**Task goal**
In the passage below on the Frances machine-state display, write out everything from "Similarly, we use" down to "stack location manually.", word for word.

-- Begin Given passage --

Now, let us consider the edges in the figures. First, in Figure 8 notice that there are two edges, one for both of the pointers into the stack. It is easy to see where these two registers point to on the stack. If the user is stepping through the simulation step by step, it is easy to see that the %ebp register points to the location on the stack before the 4 locations are added by the `sub $0x10,%esp` instruction. From the figure it is clear that the %esp register points to the top of the stack. This helps illustrate the purposes of the %esp and %ebp registers.

Also interesting to note are the edges in Figure 9. In this figure, the last instruction executed moved the value in %eax (address of \( \mathbf{x} \) & \( \mathbf{y} \)) to the fourth location on the stack. As a result, there is now an edge from the stack location containing this value to the stack location corresponding to variable \( \mathbf{x} \) (third location on the stack). This illustrates the behavior of pointers in the machine. This is an important yet difficult concept for introductory students.

4.3.5 Color coding

Until this point, we have ignored the color coding of the machine state representation in these figures. We now describe this aspect of Frances which helps illustrate the purposes of the instructions and their impact on the machine state.

First, the green boxes are used to denote portions of the state that always change and are not referenced directly (previous and next instructions as well as instruction pointers). The purpose of separating out these components is to make it clear for users not to spend too much time trying to understand how these components are directly impacted by the instructions since they are only implicitly impacted. Note that the flags are not included in this scheme since they are not updated at each step.

Next, consider the color coding of the boxes for registers. Yellow boxes around the register contents signify that the last instruction accessed these registers (either read or write). For example, in Figure 9, we can see that the %eax register has been read (also note that it was the first operand in the last instruction). Additionally, the %ebp register has been accessed when calculating the stack location for the target of the operation.

Red highlighting of the register contents means that the contents was changed by the last instruction. Consider Figure 2 where the %ebp register has been modified to contain the value from %esp.

Similarly, we use red highlighting to show which stack contents have been modified. For example, in Figure 8, the value of 0 was assigned to the stack location corresponding to variable \( \mathbf{x} \). Thus, the corresponding stack location is red. This avoids the need for the user to try to determine the offset of the stack location manually.

-- End Given passage --
-- Begin Given information --

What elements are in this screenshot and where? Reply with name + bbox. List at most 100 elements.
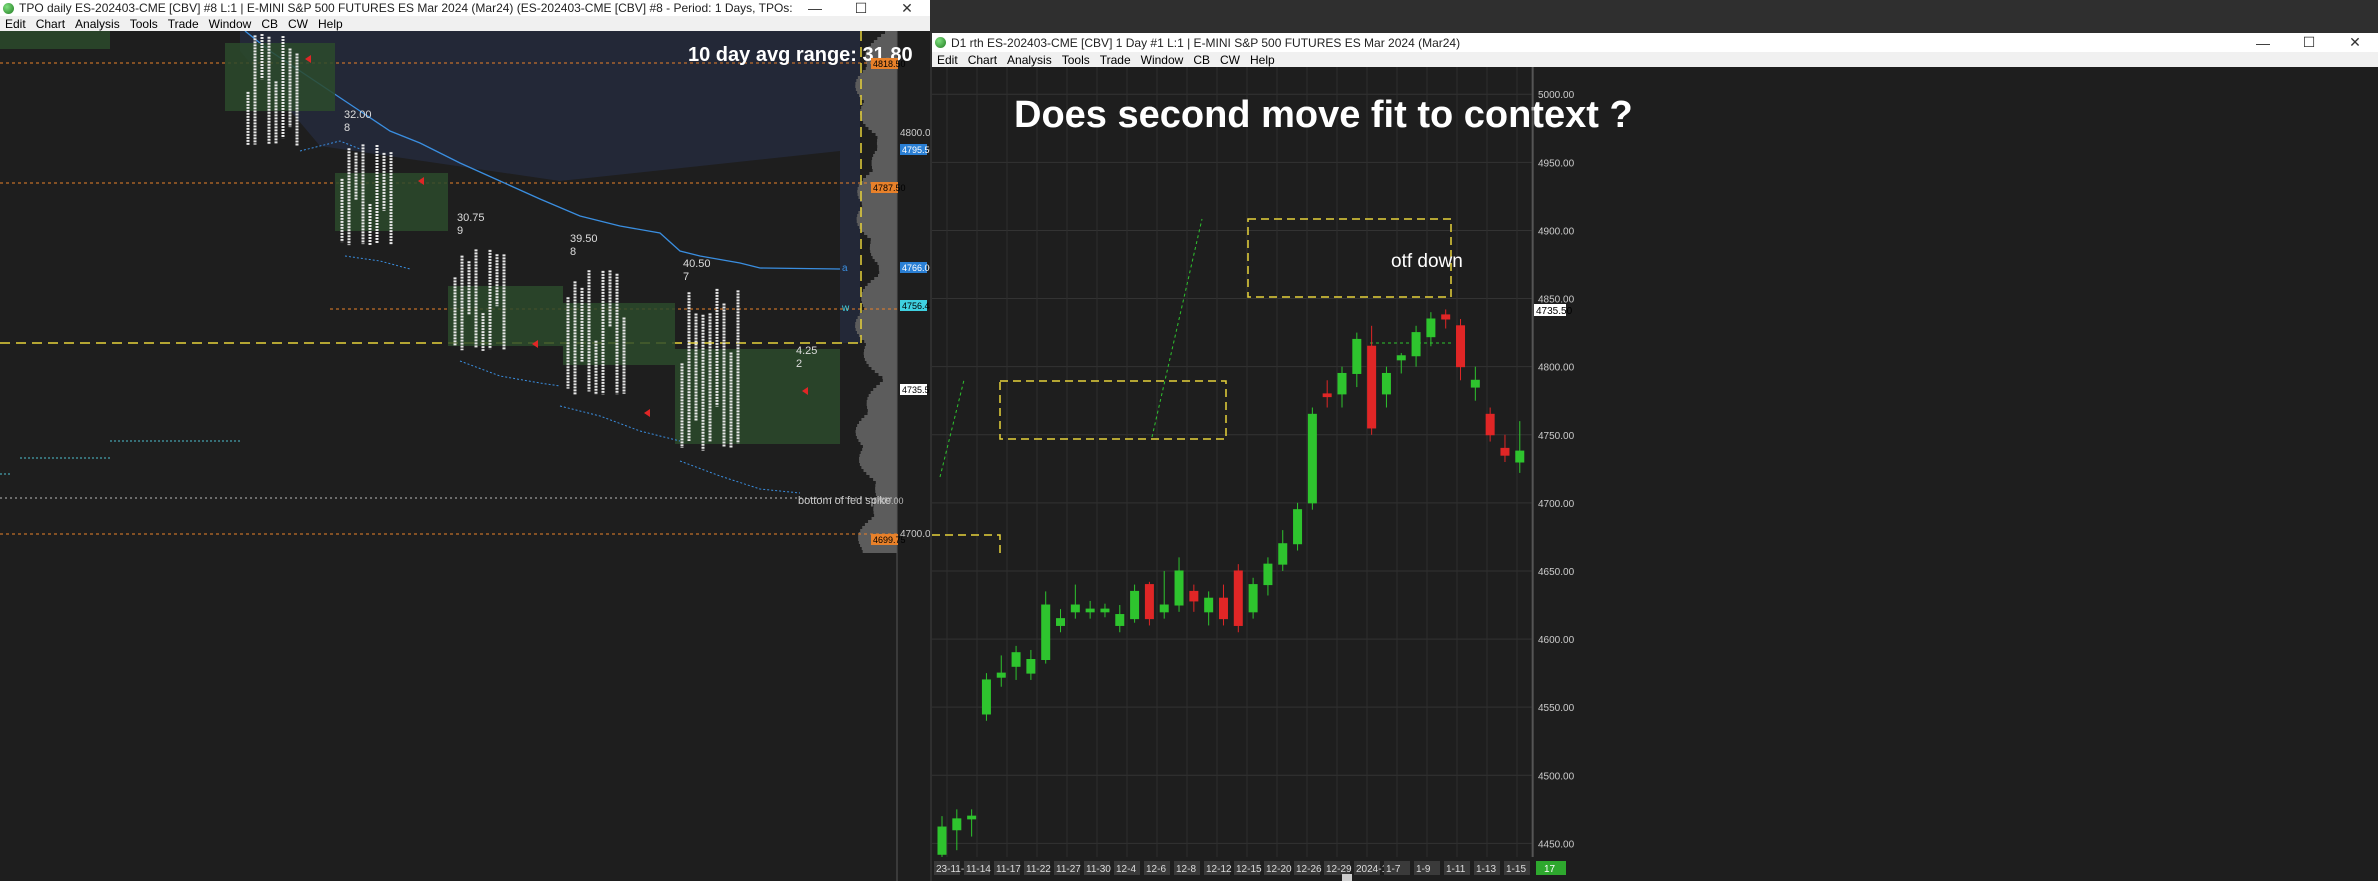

-- End Given information --

**Answer**
Similarly, we use red highlighting to show which stack contents have been modified. For example, in Figure 8, the value of 0 was assigned to the stack location corresponding to variable \( \mathbf{x} \). Thus, the corresponding stack location is red. This avoids the need for the user to try to determine the offset of the stack location manually.